Note each line where "Ballots" appears, and copy it.

Entries with figure data:
——————

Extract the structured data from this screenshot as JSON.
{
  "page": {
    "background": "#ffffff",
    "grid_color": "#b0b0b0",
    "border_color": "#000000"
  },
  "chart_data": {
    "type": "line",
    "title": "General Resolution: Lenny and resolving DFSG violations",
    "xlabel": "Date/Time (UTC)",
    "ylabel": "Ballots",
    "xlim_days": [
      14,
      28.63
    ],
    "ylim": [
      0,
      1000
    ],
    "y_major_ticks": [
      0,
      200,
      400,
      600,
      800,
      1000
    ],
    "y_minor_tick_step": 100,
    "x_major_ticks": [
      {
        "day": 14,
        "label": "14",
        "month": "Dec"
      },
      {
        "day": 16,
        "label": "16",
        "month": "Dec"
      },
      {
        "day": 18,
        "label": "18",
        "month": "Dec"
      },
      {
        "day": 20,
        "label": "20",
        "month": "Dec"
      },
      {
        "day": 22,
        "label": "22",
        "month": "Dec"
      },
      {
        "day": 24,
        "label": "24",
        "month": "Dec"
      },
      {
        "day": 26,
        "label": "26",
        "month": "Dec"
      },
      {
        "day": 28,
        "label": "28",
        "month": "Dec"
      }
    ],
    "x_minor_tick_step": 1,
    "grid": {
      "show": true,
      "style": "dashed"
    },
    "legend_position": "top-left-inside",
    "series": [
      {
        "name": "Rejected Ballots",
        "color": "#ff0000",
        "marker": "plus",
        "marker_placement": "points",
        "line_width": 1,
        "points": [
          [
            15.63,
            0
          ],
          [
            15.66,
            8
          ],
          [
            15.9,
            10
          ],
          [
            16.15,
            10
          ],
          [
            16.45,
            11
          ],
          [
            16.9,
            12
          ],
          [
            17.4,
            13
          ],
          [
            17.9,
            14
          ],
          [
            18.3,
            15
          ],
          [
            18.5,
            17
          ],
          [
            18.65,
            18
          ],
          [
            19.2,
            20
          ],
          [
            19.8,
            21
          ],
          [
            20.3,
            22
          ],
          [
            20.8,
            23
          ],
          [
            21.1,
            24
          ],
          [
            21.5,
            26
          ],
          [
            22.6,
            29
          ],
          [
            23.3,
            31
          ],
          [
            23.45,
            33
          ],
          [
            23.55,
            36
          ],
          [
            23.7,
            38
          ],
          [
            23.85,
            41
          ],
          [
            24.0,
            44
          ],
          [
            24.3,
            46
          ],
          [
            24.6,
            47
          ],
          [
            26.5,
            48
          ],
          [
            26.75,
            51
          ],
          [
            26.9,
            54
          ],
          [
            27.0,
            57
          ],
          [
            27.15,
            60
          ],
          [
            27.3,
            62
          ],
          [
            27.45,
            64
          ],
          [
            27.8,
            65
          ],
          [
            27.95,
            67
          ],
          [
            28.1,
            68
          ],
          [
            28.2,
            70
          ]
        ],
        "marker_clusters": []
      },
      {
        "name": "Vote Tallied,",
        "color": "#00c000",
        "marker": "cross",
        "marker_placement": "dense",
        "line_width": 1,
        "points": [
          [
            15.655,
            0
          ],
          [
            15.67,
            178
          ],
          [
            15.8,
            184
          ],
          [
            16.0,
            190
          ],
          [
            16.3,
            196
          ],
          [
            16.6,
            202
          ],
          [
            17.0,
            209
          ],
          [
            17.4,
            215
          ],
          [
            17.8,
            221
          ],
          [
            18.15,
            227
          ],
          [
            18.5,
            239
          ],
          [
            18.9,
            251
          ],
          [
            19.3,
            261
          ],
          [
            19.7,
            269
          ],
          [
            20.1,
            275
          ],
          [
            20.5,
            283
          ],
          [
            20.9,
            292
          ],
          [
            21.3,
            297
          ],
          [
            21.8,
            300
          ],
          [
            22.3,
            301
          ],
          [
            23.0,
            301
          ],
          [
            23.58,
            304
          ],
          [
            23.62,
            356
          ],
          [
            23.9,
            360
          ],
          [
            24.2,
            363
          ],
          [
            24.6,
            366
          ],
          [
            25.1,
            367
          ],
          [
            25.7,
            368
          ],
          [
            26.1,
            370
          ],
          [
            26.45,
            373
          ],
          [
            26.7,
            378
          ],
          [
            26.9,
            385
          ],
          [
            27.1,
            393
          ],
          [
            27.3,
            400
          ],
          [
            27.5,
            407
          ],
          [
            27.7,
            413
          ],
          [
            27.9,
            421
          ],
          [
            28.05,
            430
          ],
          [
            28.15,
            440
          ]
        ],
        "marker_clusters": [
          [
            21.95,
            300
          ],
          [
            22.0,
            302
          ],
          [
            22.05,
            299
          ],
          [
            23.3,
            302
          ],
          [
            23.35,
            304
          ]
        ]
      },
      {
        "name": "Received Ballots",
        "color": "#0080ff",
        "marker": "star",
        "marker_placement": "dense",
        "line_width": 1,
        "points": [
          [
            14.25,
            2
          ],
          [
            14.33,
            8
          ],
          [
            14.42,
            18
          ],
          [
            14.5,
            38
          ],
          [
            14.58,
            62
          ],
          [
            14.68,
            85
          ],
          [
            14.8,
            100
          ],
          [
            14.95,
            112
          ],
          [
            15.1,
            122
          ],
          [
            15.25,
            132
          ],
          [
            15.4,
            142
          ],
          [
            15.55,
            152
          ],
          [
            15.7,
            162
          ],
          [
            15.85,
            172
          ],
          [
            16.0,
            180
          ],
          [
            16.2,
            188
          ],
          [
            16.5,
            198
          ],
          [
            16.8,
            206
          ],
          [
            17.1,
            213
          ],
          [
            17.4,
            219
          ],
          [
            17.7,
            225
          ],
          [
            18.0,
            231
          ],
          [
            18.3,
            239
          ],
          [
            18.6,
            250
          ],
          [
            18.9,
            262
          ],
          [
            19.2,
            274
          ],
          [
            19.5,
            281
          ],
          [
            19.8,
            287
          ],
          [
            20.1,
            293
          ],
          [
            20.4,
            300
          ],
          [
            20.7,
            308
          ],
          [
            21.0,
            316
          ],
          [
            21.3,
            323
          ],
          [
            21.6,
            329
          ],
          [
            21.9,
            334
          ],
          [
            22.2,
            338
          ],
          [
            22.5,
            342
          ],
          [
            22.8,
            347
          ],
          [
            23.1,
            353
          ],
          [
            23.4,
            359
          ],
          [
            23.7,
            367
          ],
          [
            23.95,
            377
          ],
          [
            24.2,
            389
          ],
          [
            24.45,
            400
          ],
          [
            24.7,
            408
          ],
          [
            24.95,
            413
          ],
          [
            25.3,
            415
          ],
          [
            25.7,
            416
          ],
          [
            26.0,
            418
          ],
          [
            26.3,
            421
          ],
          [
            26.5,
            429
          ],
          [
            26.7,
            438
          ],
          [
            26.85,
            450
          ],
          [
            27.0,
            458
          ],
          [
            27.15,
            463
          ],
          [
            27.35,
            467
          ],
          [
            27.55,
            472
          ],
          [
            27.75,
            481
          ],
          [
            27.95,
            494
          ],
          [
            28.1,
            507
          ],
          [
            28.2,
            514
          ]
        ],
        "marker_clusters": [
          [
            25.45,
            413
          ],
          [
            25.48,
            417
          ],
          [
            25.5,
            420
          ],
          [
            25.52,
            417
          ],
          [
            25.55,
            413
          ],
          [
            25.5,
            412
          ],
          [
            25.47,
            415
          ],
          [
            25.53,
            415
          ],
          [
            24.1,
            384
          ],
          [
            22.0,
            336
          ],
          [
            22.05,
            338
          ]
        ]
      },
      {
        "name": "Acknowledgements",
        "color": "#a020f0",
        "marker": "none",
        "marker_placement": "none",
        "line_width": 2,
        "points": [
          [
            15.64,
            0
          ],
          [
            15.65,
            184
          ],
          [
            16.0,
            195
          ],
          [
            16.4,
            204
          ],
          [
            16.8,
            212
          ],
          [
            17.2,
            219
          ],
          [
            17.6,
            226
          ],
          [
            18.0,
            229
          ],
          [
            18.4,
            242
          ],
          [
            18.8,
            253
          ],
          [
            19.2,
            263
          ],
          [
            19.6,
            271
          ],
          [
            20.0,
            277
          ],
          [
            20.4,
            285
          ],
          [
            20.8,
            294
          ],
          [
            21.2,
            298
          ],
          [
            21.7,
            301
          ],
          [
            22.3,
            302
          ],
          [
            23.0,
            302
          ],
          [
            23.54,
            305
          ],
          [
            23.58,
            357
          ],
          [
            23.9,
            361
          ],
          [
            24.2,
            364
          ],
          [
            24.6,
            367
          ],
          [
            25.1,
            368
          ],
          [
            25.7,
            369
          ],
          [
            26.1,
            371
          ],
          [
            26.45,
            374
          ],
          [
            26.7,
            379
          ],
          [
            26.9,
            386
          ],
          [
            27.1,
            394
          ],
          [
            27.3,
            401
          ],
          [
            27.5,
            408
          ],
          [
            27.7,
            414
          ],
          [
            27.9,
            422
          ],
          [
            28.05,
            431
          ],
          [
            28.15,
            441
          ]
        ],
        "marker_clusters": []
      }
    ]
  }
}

——————

**Solved problem**
    "ylabel": "Ballots",
        "name": "Rejected Ballots",
        "name": "Received Ballots",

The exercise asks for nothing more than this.